EXERCISE DIRECTIONS:
What is the number of lines in the entries that include the word "image"? Respond with the number only.

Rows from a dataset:
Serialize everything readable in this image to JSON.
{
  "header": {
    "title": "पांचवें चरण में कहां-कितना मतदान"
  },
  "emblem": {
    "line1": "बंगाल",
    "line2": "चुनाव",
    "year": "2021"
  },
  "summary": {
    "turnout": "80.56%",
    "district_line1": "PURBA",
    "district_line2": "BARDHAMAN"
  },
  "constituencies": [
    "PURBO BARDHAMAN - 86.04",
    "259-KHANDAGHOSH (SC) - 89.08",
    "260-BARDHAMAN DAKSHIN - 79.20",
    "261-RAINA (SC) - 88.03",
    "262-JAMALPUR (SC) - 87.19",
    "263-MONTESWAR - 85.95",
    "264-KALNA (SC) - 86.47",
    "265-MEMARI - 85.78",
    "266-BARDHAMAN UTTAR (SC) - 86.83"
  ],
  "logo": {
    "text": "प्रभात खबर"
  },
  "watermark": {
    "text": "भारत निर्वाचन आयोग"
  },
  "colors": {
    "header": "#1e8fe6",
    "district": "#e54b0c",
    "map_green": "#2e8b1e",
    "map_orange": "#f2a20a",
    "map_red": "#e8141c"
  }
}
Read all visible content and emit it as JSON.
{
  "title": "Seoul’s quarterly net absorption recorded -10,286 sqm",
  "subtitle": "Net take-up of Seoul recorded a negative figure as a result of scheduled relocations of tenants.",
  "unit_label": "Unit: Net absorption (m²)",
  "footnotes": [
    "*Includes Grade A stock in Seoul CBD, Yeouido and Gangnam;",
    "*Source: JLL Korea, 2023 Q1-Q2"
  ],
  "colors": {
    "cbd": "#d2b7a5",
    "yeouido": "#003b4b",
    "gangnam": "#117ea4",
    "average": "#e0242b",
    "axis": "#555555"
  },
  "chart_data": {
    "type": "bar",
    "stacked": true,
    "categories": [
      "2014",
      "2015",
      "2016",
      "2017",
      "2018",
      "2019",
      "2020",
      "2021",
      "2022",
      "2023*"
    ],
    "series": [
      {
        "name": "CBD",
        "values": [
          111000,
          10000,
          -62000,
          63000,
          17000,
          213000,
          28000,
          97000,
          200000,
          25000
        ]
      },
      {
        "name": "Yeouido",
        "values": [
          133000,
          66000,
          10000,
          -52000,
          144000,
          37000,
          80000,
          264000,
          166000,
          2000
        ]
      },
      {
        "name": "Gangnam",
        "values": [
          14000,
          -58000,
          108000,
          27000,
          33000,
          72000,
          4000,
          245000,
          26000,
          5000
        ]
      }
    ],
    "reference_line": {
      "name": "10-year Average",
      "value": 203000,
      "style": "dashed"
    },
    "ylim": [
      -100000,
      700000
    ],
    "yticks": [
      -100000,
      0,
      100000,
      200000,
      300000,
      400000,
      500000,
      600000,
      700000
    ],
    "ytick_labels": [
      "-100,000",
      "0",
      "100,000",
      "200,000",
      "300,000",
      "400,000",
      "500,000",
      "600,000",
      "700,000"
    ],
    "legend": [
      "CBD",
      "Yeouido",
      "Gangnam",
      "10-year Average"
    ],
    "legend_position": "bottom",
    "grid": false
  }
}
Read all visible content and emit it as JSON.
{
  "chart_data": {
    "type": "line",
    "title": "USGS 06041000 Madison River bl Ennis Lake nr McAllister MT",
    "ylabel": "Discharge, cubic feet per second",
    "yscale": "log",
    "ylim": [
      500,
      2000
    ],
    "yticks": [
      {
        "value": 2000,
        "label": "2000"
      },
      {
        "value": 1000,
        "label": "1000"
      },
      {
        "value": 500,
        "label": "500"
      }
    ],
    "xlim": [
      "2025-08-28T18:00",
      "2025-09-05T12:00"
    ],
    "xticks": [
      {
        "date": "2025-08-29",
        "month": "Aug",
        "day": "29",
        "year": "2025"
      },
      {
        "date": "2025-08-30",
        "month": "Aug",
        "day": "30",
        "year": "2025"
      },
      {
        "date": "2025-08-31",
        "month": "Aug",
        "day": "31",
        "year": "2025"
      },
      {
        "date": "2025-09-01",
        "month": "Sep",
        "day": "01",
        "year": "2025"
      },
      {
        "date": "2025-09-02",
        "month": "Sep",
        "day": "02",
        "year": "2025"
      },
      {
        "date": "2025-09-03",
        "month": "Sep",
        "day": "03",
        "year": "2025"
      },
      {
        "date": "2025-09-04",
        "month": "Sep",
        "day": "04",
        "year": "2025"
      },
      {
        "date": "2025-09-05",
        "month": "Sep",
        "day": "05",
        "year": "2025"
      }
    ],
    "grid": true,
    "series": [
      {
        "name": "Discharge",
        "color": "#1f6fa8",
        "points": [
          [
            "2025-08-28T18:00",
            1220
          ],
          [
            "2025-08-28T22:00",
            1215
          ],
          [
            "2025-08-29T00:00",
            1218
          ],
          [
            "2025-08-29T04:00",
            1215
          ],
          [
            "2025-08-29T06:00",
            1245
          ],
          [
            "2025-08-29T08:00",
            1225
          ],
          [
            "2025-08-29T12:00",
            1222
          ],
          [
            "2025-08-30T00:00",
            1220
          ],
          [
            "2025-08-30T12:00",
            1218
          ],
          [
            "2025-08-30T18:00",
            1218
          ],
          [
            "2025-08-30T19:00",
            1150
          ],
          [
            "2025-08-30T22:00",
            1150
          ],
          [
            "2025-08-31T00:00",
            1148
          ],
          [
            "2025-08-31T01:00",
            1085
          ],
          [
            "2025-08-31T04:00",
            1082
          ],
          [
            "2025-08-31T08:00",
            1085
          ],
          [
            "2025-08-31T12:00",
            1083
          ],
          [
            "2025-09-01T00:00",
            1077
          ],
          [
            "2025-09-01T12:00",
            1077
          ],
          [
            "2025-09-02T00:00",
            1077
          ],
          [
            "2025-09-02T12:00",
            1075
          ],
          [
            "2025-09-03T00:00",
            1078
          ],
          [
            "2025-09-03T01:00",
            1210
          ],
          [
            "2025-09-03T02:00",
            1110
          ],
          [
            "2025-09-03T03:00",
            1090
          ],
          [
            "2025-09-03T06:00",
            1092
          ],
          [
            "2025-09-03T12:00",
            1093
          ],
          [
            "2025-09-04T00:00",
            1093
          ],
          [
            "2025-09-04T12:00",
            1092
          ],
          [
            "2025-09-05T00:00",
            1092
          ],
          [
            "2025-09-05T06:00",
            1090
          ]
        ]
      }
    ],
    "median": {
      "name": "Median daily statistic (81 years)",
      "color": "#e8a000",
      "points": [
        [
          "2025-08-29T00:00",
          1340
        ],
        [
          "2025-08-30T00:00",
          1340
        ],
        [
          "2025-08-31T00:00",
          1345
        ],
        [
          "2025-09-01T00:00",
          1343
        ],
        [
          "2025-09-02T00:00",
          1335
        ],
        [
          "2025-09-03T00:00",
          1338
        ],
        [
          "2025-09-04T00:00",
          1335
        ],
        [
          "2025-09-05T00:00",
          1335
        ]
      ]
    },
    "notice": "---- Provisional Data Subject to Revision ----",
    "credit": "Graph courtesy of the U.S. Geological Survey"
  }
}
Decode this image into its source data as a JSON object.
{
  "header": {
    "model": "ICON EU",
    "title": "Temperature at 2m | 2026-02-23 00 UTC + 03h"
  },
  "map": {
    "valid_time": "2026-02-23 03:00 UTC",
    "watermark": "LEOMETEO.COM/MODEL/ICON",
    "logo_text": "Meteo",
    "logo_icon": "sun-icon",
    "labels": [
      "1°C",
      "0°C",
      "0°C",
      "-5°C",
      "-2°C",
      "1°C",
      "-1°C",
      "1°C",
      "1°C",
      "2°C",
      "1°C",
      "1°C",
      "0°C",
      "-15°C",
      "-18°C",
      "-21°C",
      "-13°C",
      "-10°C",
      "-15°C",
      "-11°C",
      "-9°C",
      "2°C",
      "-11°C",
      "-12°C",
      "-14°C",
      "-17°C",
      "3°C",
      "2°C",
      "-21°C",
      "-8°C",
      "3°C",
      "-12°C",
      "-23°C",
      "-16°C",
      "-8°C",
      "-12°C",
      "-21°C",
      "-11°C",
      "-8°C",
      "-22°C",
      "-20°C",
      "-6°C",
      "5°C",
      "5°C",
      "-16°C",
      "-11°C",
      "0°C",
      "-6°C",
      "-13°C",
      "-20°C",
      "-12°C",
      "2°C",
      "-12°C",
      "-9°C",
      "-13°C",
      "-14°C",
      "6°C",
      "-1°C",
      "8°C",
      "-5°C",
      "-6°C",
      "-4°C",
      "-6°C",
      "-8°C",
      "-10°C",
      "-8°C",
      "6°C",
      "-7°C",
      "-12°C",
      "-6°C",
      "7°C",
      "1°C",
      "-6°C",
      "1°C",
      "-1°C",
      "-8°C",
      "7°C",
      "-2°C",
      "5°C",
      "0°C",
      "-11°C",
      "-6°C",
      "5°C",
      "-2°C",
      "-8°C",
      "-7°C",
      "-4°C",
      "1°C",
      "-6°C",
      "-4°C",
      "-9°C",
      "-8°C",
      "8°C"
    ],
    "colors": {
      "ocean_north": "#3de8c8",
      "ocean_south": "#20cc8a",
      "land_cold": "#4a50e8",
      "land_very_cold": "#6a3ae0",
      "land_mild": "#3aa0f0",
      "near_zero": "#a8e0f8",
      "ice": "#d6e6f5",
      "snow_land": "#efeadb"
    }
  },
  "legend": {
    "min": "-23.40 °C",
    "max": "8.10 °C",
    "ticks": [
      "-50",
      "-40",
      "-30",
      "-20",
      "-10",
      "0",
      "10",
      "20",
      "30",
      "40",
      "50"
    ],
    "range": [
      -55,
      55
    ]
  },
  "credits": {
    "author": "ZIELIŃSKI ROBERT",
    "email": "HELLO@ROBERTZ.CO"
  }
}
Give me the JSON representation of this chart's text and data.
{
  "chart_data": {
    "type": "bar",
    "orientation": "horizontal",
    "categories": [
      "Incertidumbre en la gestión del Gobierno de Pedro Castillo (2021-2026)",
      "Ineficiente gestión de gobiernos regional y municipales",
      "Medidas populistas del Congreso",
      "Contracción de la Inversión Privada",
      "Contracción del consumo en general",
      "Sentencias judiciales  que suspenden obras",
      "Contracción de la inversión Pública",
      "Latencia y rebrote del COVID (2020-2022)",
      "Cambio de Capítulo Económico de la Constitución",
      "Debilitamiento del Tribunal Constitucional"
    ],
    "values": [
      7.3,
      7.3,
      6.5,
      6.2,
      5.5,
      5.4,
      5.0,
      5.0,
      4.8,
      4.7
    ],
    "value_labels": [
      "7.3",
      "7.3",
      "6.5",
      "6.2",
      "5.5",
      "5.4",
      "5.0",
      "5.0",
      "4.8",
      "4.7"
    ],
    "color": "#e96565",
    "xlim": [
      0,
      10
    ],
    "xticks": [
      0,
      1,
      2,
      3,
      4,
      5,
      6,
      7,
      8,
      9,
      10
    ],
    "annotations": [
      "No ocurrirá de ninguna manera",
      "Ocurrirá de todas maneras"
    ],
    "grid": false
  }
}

SOLUTION TO THE PROBLEM:
2